* START EXERCISE MATERIAL *

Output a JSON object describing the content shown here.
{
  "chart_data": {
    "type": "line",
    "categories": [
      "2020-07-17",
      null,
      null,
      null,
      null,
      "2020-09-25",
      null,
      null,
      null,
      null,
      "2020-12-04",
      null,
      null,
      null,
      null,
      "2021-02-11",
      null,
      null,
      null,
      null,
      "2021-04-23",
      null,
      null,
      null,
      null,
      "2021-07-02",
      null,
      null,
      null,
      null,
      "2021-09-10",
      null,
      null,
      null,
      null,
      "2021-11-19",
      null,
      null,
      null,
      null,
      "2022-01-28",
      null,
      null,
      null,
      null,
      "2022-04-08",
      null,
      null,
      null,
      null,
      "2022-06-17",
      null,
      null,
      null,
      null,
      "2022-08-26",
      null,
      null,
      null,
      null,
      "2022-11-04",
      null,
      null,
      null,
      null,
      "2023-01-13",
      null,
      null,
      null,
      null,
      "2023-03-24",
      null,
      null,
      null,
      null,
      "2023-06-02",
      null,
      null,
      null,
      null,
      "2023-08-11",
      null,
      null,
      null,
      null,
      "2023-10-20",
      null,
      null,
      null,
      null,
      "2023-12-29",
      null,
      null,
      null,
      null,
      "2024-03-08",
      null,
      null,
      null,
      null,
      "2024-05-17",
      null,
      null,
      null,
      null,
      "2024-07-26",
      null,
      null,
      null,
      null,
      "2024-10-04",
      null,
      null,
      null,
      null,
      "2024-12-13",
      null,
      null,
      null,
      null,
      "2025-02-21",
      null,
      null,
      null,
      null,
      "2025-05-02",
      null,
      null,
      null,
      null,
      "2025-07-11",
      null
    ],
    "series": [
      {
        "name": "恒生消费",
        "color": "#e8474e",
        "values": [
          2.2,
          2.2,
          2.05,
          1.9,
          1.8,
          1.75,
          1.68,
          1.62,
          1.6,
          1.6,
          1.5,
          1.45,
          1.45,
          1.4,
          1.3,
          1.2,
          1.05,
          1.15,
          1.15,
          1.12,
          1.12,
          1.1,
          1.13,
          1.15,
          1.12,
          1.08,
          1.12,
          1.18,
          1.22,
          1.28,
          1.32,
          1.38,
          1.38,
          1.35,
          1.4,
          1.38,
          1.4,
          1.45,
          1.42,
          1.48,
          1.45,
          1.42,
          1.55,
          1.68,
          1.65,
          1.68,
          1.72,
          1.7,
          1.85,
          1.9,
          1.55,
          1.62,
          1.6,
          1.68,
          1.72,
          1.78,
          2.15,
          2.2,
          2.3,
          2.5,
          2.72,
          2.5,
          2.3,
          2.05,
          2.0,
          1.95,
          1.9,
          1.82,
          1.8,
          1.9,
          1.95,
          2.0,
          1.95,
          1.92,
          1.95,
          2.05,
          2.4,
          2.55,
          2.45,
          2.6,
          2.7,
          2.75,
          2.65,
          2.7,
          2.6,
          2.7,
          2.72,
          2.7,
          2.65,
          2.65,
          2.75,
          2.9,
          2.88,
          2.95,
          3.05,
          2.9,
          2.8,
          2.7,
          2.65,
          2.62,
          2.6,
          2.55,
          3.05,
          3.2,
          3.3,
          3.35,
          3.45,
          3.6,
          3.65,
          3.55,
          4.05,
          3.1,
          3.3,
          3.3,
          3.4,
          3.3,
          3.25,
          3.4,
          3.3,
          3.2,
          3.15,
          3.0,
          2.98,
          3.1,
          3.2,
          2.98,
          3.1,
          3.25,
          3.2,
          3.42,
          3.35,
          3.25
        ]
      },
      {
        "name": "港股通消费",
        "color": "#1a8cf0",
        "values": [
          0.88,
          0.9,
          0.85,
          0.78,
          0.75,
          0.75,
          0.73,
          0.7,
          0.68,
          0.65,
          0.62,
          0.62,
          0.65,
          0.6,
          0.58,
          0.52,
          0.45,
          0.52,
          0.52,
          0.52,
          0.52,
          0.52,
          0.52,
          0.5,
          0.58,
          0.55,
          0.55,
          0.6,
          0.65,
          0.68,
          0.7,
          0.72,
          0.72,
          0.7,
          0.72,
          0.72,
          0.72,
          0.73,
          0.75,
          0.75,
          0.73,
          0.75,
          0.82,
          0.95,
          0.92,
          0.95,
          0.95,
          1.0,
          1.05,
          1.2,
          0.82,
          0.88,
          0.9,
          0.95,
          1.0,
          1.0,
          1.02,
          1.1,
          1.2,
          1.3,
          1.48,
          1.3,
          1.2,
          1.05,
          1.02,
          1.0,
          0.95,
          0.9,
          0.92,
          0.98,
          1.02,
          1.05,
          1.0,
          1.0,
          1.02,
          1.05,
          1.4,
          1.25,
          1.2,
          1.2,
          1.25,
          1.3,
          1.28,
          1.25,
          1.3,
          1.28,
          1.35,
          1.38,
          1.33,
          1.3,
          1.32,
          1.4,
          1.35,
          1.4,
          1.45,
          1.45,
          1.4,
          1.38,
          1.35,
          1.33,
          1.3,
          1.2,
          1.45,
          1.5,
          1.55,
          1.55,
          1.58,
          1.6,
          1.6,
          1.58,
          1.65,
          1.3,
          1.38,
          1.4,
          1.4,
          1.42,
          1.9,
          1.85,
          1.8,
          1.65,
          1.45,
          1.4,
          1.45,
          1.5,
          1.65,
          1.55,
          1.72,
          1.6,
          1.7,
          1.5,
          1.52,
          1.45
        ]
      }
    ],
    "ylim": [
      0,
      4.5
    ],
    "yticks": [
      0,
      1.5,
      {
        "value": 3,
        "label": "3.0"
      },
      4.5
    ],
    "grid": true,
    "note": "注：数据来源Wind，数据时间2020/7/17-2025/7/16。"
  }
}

* END EXERCISE MATERIAL *

▶ [EXERCISE PROMPT] Repeat all the entries exactly as given.

▶ [SOLUTION FOR THIS PROBLEM]
Output a JSON object describing the content shown here.
{
  "chart_data": {
    "type": "line",
    "categories": [
      "2020-07-17",
      null,
      null,
      null,
      null,
      "2020-09-25",
      null,
      null,
      null,
      null,
      "2020-12-04",
      null,
      null,
      null,
      null,
      "2021-02-11",
      null,
      null,
      null,
      null,
      "2021-04-23",
      null,
      null,
      null,
      null,
      "2021-07-02",
      null,
      null,
      null,
      null,
      "2021-09-10",
      null,
      null,
      null,
      null,
      "2021-11-19",
      null,
      null,
      null,
      null,
      "2022-01-28",
      null,
      null,
      null,
      null,
      "2022-04-08",
      null,
      null,
      null,
      null,
      "2022-06-17",
      null,
      null,
      null,
      null,
      "2022-08-26",
      null,
      null,
      null,
      null,
      "2022-11-04",
      null,
      null,
      null,
      null,
      "2023-01-13",
      null,
      null,
      null,
      null,
      "2023-03-24",
      null,
      null,
      null,
      null,
      "2023-06-02",
      null,
      null,
      null,
      null,
      "2023-08-11",
      null,
      null,
      null,
      null,
      "2023-10-20",
      null,
      null,
      null,
      null,
      "2023-12-29",
      null,
      null,
      null,
      null,
      "2024-03-08",
      null,
      null,
      null,
      null,
      "2024-05-17",
      null,
      null,
      null,
      null,
      "2024-07-26",
      null,
      null,
      null,
      null,
      "2024-10-04",
      null,
      null,
      null,
      null,
      "2024-12-13",
      null,
      null,
      null,
      null,
      "2025-02-21",
      null,
      null,
      null,
      null,
      "2025-05-02",
      null,
      null,
      null,
      null,
      "2025-07-11",
      null
    ],
    "series": [
      {
        "name": "恒生消费",
        "color": "#e8474e",
        "values": [
          2.2,
          2.2,
          2.05,
          1.9,
          1.8,
          1.75,
          1.68,
          1.62,
          1.6,
          1.6,
          1.5,
          1.45,
          1.45,
          1.4,
          1.3,
          1.2,
          1.05,
          1.15,
          1.15,
          1.12,
          1.12,
          1.1,
          1.13,
          1.15,
          1.12,
          1.08,
          1.12,
          1.18,
          1.22,
          1.28,
          1.32,
          1.38,
          1.38,
          1.35,
          1.4,
          1.38,
          1.4,
          1.45,
          1.42,
          1.48,
          1.45,
          1.42,
          1.55,
          1.68,
          1.65,
          1.68,
          1.72,
          1.7,
          1.85,
          1.9,
          1.55,
          1.62,
          1.6,
          1.68,
          1.72,
          1.78,
          2.15,
          2.2,
          2.3,
          2.5,
          2.72,
          2.5,
          2.3,
          2.05,
          2.0,
          1.95,
          1.9,
          1.82,
          1.8,
          1.9,
          1.95,
          2.0,
          1.95,
          1.92,
          1.95,
          2.05,
          2.4,
          2.55,
          2.45,
          2.6,
          2.7,
          2.75,
          2.65,
          2.7,
          2.6,
          2.7,
          2.72,
          2.7,
          2.65,
          2.65,
          2.75,
          2.9,
          2.88,
          2.95,
          3.05,
          2.9,
          2.8,
          2.7,
          2.65,
          2.62,
          2.6,
          2.55,
          3.05,
          3.2,
          3.3,
          3.35,
          3.45,
          3.6,
          3.65,
          3.55,
          4.05,
          3.1,
          3.3,
          3.3,
          3.4,
          3.3,
          3.25,
          3.4,
          3.3,
          3.2,
          3.15,
          3.0,
          2.98,
          3.1,
          3.2,
          2.98,
          3.1,
          3.25,
          3.2,
          3.42,
          3.35,
          3.25
        ]
      },
      {
        "name": "港股通消费",
        "color": "#1a8cf0",
        "values": [
          0.88,
          0.9,
          0.85,
          0.78,
          0.75,
          0.75,
          0.73,
          0.7,
          0.68,
          0.65,
          0.62,
          0.62,
          0.65,
          0.6,
          0.58,
          0.52,
          0.45,
          0.52,
          0.52,
          0.52,
          0.52,
          0.52,
          0.52,
          0.5,
          0.58,
          0.55,
          0.55,
          0.6,
          0.65,
          0.68,
          0.7,
          0.72,
          0.72,
          0.7,
          0.72,
          0.72,
          0.72,
          0.73,
          0.75,
          0.75,
          0.73,
          0.75,
          0.82,
          0.95,
          0.92,
          0.95,
          0.95,
          1.0,
          1.05,
          1.2,
          0.82,
          0.88,
          0.9,
          0.95,
          1.0,
          1.0,
          1.02,
          1.1,
          1.2,
          1.3,
          1.48,
          1.3,
          1.2,
          1.05,
          1.02,
          1.0,
          0.95,
          0.9,
          0.92,
          0.98,
          1.02,
          1.05,
          1.0,
          1.0,
          1.02,
          1.05,
          1.4,
          1.25,
          1.2,
          1.2,
          1.25,
          1.3,
          1.28,
          1.25,
          1.3,
          1.28,
          1.35,
          1.38,
          1.33,
          1.3,
          1.32,
          1.4,
          1.35,
          1.4,
          1.45,
          1.45,
          1.4,
          1.38,
          1.35,
          1.33,
          1.3,
          1.2,
          1.45,
          1.5,
          1.55,
          1.55,
          1.58,
          1.6,
          1.6,
          1.58,
          1.65,
          1.3,
          1.38,
          1.4,
          1.4,
          1.42,
          1.9,
          1.85,
          1.8,
          1.65,
          1.45,
          1.4,
          1.45,
          1.5,
          1.65,
          1.55,
          1.72,
          1.6,
          1.7,
          1.5,
          1.52,
          1.45
        ]
      }
    ],
    "ylim": [
      0,
      4.5
    ],
    "yticks": [
      0,
      1.5,
      {
        "value": 3,
        "label": "3.0"
      },
      4.5
    ],
    "grid": true,
    "note": "注：数据来源Wind，数据时间2020/7/17-2025/7/16。"
  }
}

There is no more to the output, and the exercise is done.